# Exercise brief:
In the material below, find how many lines contain the string "不转让或者委托他人管理本人直接持有的发行人公开发行股票前已发行的股份". Write only that number.

(Entries taken from a collection)
+ + + + +
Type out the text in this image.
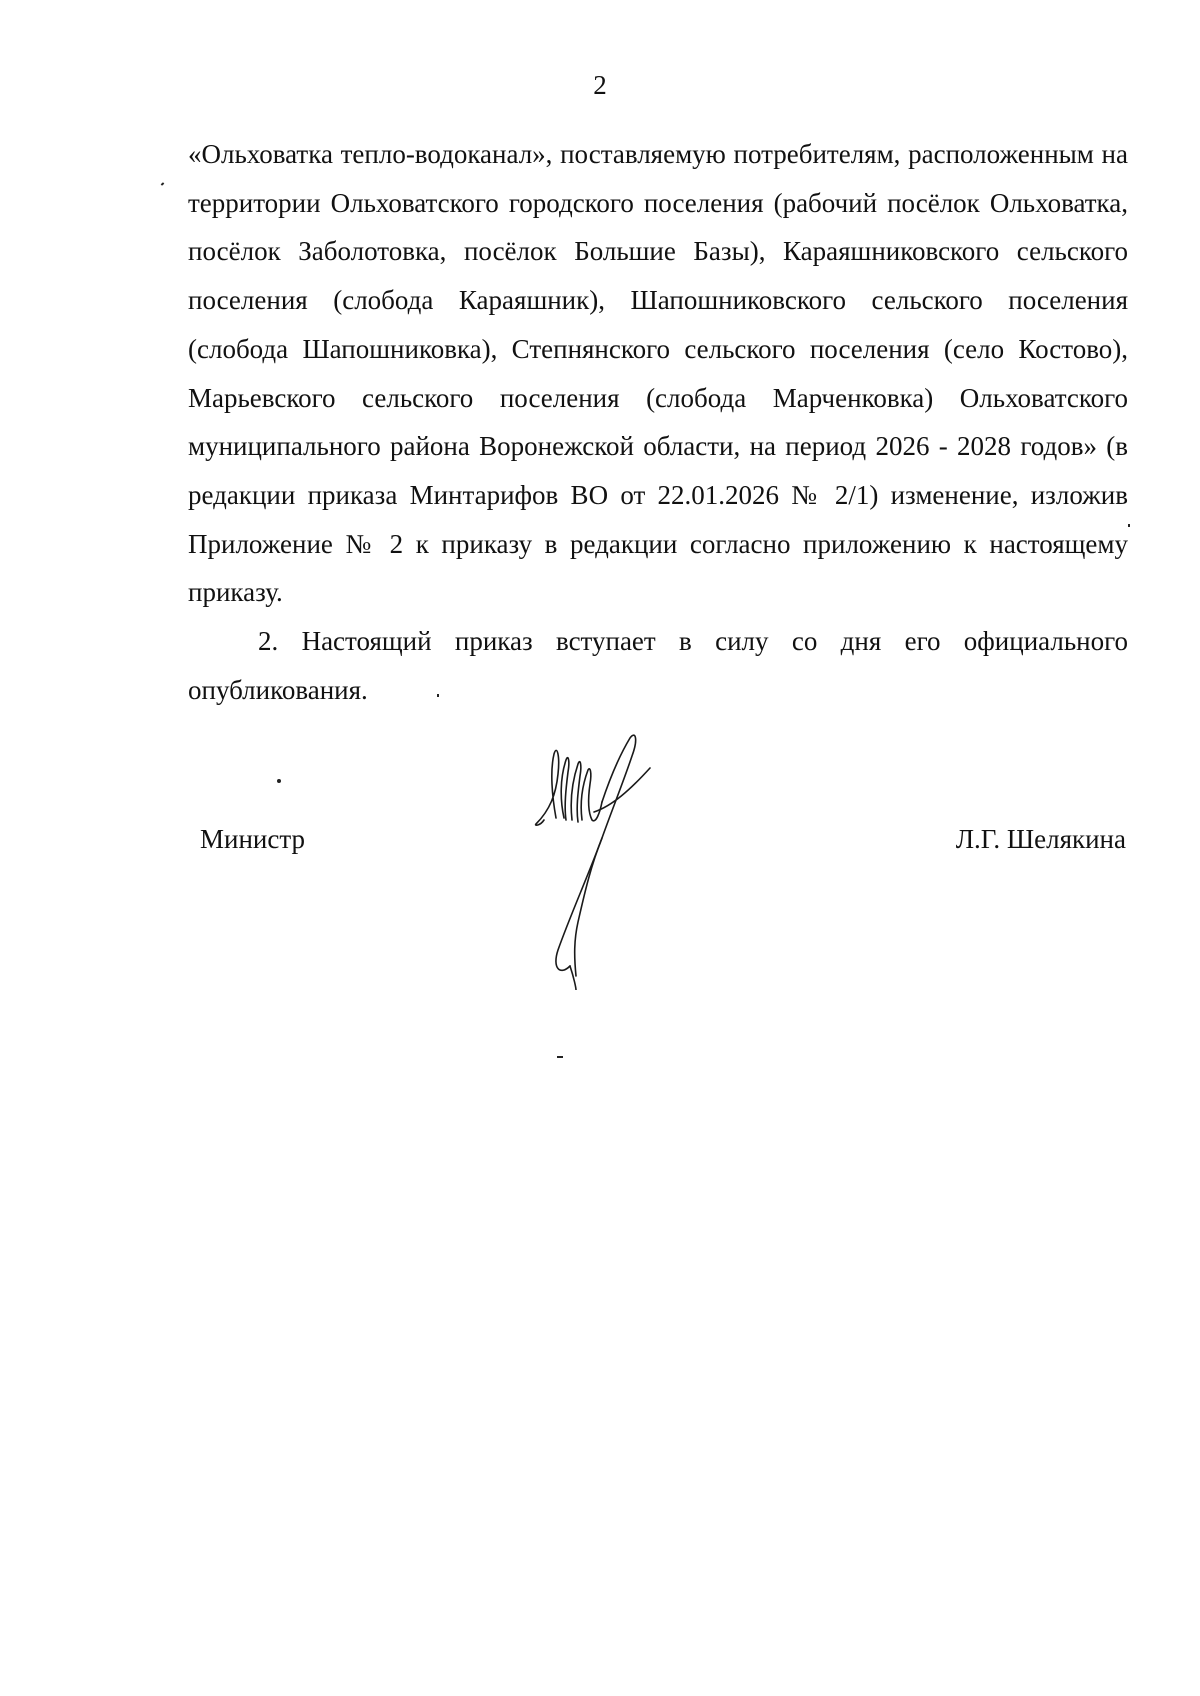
2

«Ольховатка тепло-водоканал», поставляемую потребителям, расположенным на территории Ольховатского городского поселения (рабочий посёлок Ольховатка, посёлок Заболотовка, посёлок Большие Базы), Караяшниковского сельского поселения (слобода Караяшник), Шапошниковского сельского поселения (слобода Шапошниковка), Степнянского сельского поселения (село Костово), Марьевского сельского поселения (слобода Марченковка) Ольховатского муниципального района Воронежской области, на период 2026 - 2028 годов» (в редакции приказа Минтарифов ВО от 22.01.2026 № 2/1) изменение, изложив Приложение № 2 к приказу в редакции согласно приложению к настоящему приказу.

2. Настоящий приказ вступает в силу со дня его официального опубликования.

Министр	Л.Г. Шелякина
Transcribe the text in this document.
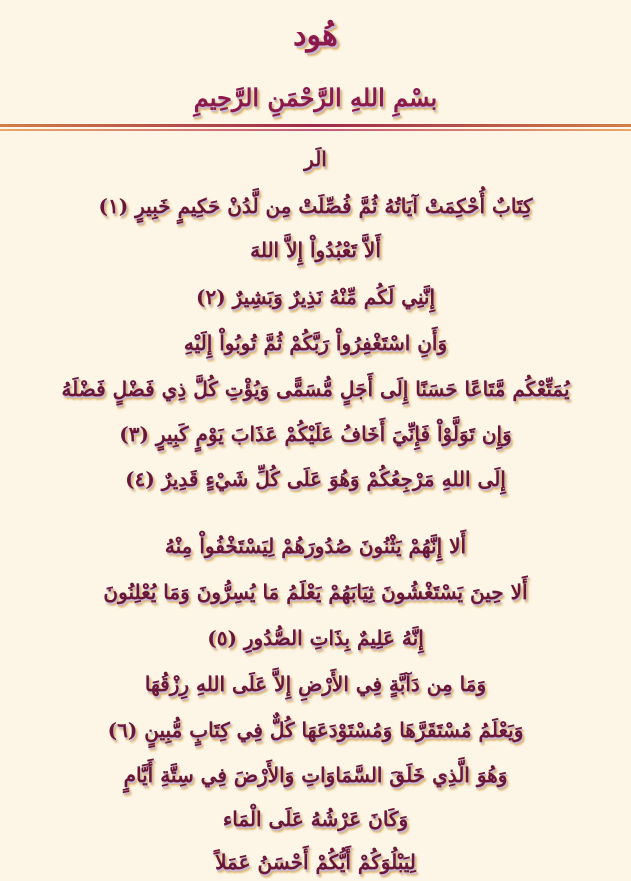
هُود
بسْمِ اللهِ الرَّحْمَنِ الرَّحِيمِ
الَر
كِتَابٌ أُحْكِمَتْ آيَاتُهُ ثُمَّ فُصِّلَتْ مِن لَّدُنْ حَكِيمٍ خَبِيرٍ (١)
أَلاَّ تَعْبُدُواْ إِلاَّ اللهَ
إِنَّنِي لَكُم مِّنْهُ نَذِيرٌ وَبَشِيرٌ (٢)
وَأَنِ اسْتَغْفِرُواْ رَبَّكُمْ ثُمَّ تُوبُواْ إِلَيْهِ
يُمَتِّعْكُم مَّتَاعًا حَسَنًا إِلَى أَجَلٍ مُّسَمًّى وَيُؤْتِ كُلَّ ذِي فَضْلٍ فَضْلَهُ
وَإِن تَوَلَّوْاْ فَإِنِّيَ أَخَافُ عَلَيْكُمْ عَذَابَ يَوْمٍ كَبِيرٍ (٣)
إِلَى اللهِ مَرْجِعُكُمْ وَهُوَ عَلَى كُلِّ شَيْءٍ قَدِيرٌ (٤)
أَلا إِنَّهُمْ يَثْنُونَ صُدُورَهُمْ لِيَسْتَخْفُواْ مِنْهُ
أَلا حِينَ يَسْتَغْشُونَ ثِيَابَهُمْ يَعْلَمُ مَا يُسِرُّونَ وَمَا يُعْلِنُونَ
إِنَّهُ عَلِيمٌ بِذَاتِ الصُّدُورِ (٥)
وَمَا مِن دَآبَّةٍ فِي الأَرْضِ إِلاَّ عَلَى اللهِ رِزْقُهَا
وَيَعْلَمُ مُسْتَقَرَّهَا وَمُسْتَوْدَعَهَا كُلٌّ فِي كِتَابٍ مُّبِينٍ (٦)
وَهُوَ الَّذِي خَلَقَ السَّمَاوَاتِ وَالأَرْضَ فِي سِتَّةِ أَيَّامٍ
وَكَانَ عَرْشُهُ عَلَى الْمَاء
لِيَبْلُوَكُمْ أَيُّكُمْ أَحْسَنُ عَمَلاً
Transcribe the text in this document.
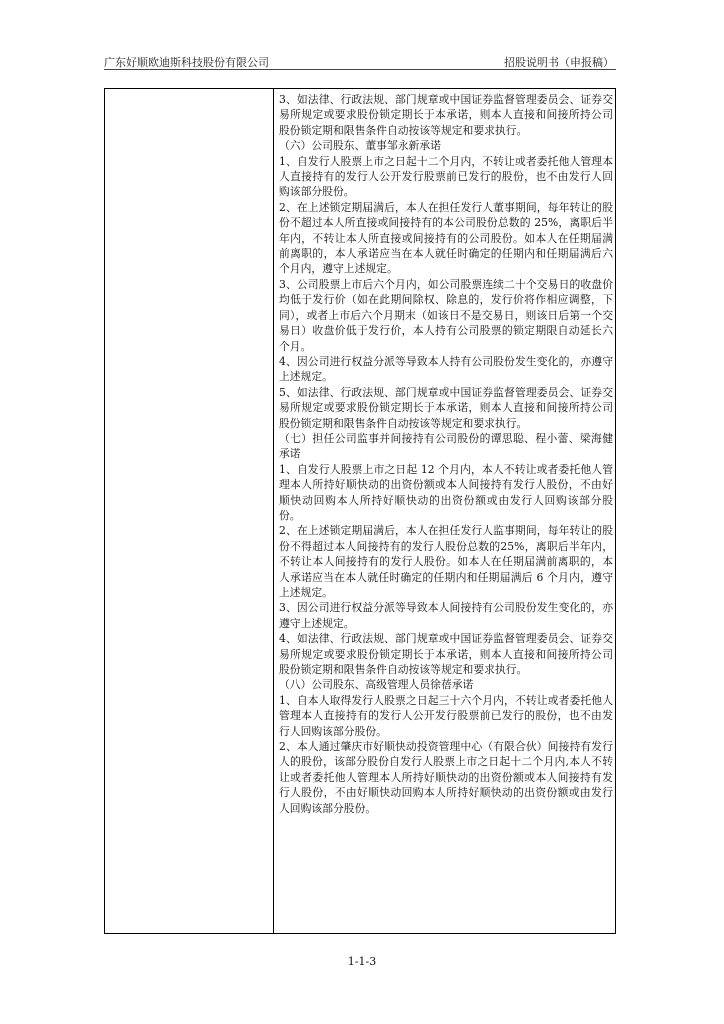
广东好顺欧迪斯科技股份有限公司	招股说明书（申报稿）

3、如法律、行政法规、部门规章或中国证券监督管理委员会、证券交易所规定或要求股份锁定期长于本承诺，则本人直接和间接所持公司股份锁定期和限售条件自动按该等规定和要求执行。

（六）公司股东、董事邹永新承诺

1、自发行人股票上市之日起十二个月内，不转让或者委托他人管理本人直接持有的发行人公开发行股票前已发行的股份，也不由发行人回购该部分股份。

2、在上述锁定期届满后，本人在担任发行人董事期间，每年转让的股份不超过本人所直接或间接持有的本公司股份总数的 25%，离职后半年内，不转让本人所直接或间接持有的公司股份。如本人在任期届满前离职的，本人承诺应当在本人就任时确定的任期内和任期届满后六个月内，遵守上述规定。

3、公司股票上市后六个月内，如公司股票连续二十个交易日的收盘价均低于发行价（如在此期间除权、除息的，发行价将作相应调整，下同），或者上市后六个月期末（如该日不是交易日，则该日后第一个交易日）收盘价低于发行价，本人持有公司股票的锁定期限自动延长六个月。

4、因公司进行权益分派等导致本人持有公司股份发生变化的，亦遵守上述规定。

5、如法律、行政法规、部门规章或中国证券监督管理委员会、证券交易所规定或要求股份锁定期长于本承诺，则本人直接和间接所持公司股份锁定期和限售条件自动按该等规定和要求执行。

（七）担任公司监事并间接持有公司股份的谭思聪、程小蕾、梁海健承诺

1、自发行人股票上市之日起 12 个月内，本人不转让或者委托他人管理本人所持好顺快动的出资份额或本人间接持有发行人股份，不由好顺快动回购本人所持好顺快动的出资份额或由发行人回购该部分股份。

2、在上述锁定期届满后，本人在担任发行人监事期间，每年转让的股份不得超过本人间接持有的发行人股份总数的25%，离职后半年内，不转让本人间接持有的发行人股份。如本人在任期届满前离职的，本人承诺应当在本人就任时确定的任期内和任期届满后 6 个月内，遵守上述规定。

3、因公司进行权益分派等导致本人间接持有公司股份发生变化的，亦遵守上述规定。

4、如法律、行政法规、部门规章或中国证券监督管理委员会、证券交易所规定或要求股份锁定期长于本承诺，则本人直接和间接所持公司股份锁定期和限售条件自动按该等规定和要求执行。

（八）公司股东、高级管理人员徐蓓承诺

1、自本人取得发行人股票之日起三十六个月内，不转让或者委托他人管理本人直接持有的发行人公开发行股票前已发行的股份，也不由发行人回购该部分股份。

2、本人通过肇庆市好顺快动投资管理中心（有限合伙）间接持有发行人的股份，该部分股份自发行人股票上市之日起十二个月内,本人不转让或者委托他人管理本人所持好顺快动的出资份额或本人间接持有发行人股份，不由好顺快动回购本人所持好顺快动的出资份额或由发行人回购该部分股份。

1-1-3
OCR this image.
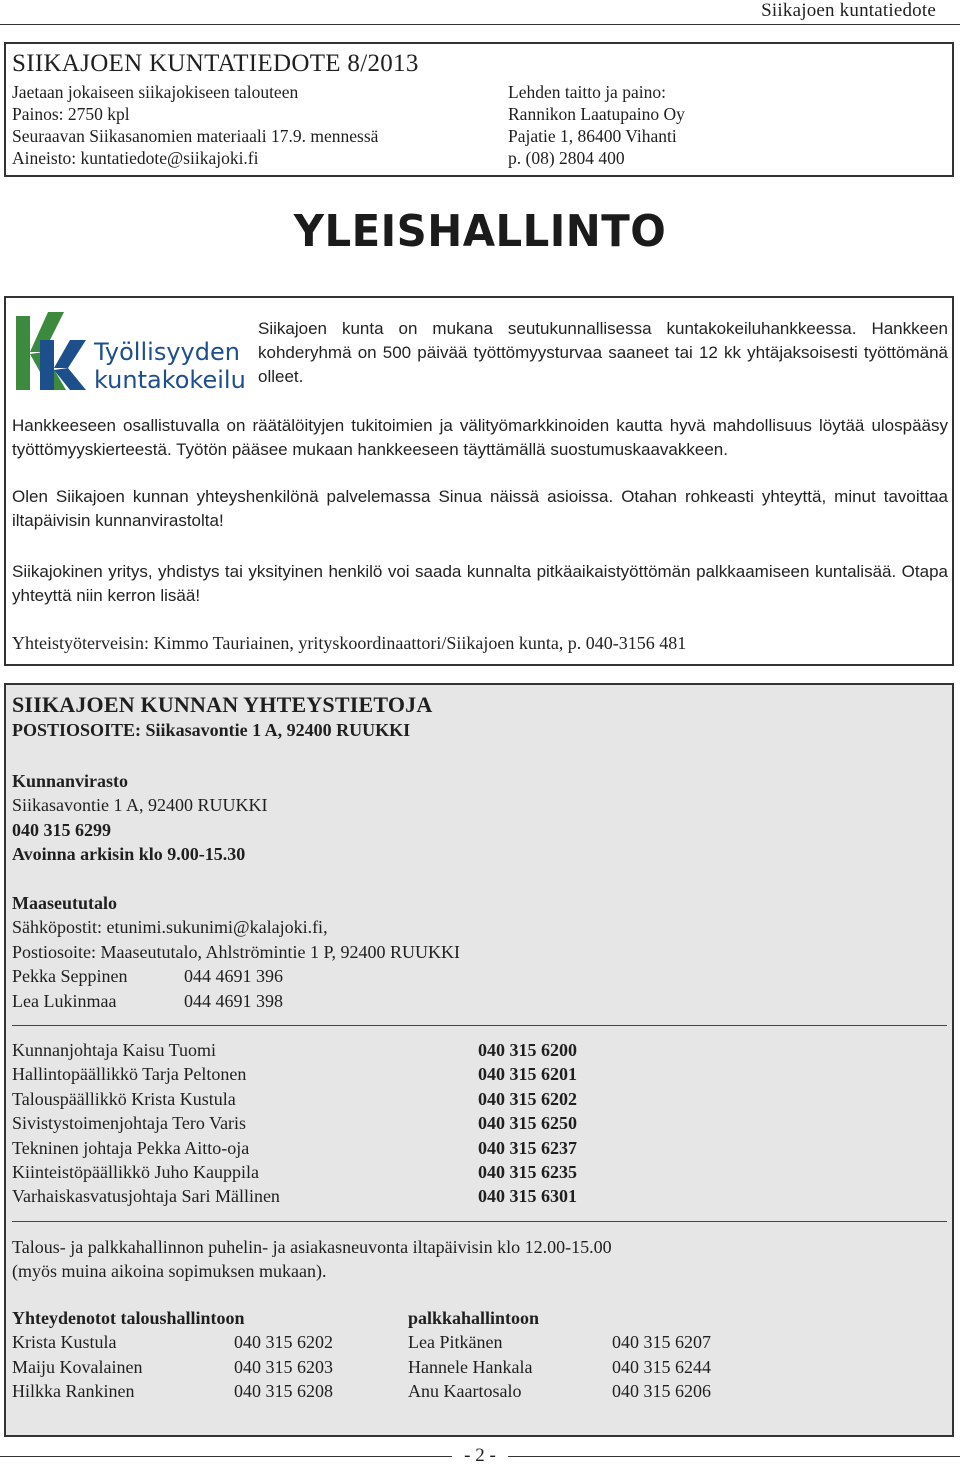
Siikajoen kuntatiedote
SIIKAJOEN KUNTATIEDOTE 8/2013
Jaetaan jokaiseen siikajokiseen talouteen
Painos: 2750 kpl
Seuraavan Siikasanomien materiaali 17.9. mennessä
Aineisto: kuntatiedote@siikajoki.fi
Lehden taitto ja paino:
Rannikon Laatupaino Oy
Pajatie 1, 86400 Vihanti
p. (08) 2804 400
YLEISHALLINTO
Työllisyyden
kuntakokeilu
Siikajoen kunta on mukana seutukunnallisessa kuntakokeiluhankkeessa. Hankkeen kohderyhmä on 500 päivää työttömyysturvaa saaneet tai 12 kk yhtäjaksoisesti työttömänä olleet.
Hankkeeseen osallistuvalla on räätälöityjen tukitoimien ja välityömarkkinoiden kautta hyvä mahdollisuus löytää ulospääsy työttömyyskierteestä. Työtön pääsee mukaan hankkeeseen täyttämällä suostumuskaavakkeen.
Olen Siikajoen kunnan yhteyshenkilönä palvelemassa Sinua näissä asioissa. Otahan rohkeasti yhteyttä, minut tavoittaa iltapäivisin kunnanvirastolta!
Siikajokinen yritys, yhdistys tai yksityinen henkilö voi saada kunnalta pitkäaikaistyöttömän palkkaamiseen kuntalisää. Otapa yhteyttä niin kerron lisää!
Yhteistyöterveisin: Kimmo Tauriainen, yrityskoordinaattori/Siikajoen kunta, p. 040-3156 481
SIIKAJOEN KUNNAN YHTEYSTIETOJA
POSTIOSOITE: Siikasavontie 1 A, 92400 RUUKKI
Kunnanvirasto
Siikasavontie 1 A, 92400 RUUKKI
040 315 6299
Avoinna arkisin klo 9.00-15.30
Maaseututalo
Sähköpostit: etunimi.sukunimi@kalajoki.fi,
Postiosoite: Maaseututalo, Ahlströmintie 1 P, 92400 RUUKKI
Pekka Seppinen	044 4691 396
Lea Lukinmaa	044 4691 398
Kunnanjohtaja Kaisu Tuomi	040 315 6200
Hallintopäällikkö Tarja Peltonen	040 315 6201
Talouspäällikkö Krista Kustula	040 315 6202
Sivistystoimenjohtaja Tero Varis	040 315 6250
Tekninen johtaja Pekka Aitto-oja	040 315 6237
Kiinteistöpäällikkö Juho Kauppila	040 315 6235
Varhaiskasvatusjohtaja Sari Mällinen	040 315 6301
Talous- ja palkkahallinnon puhelin- ja asiakasneuvonta iltapäivisin klo 12.00-15.00
(myös muina aikoina sopimuksen mukaan).
Yhteydenotot taloushallintoon
Krista Kustula	040 315 6202
Maiju Kovalainen	040 315 6203
Hilkka Rankinen	040 315 6208
palkkahallintoon
Lea Pitkänen	040 315 6207
Hannele Hankala	040 315 6244
Anu Kaartosalo	040 315 6206
- 2 -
+ + + + +
# The response:
2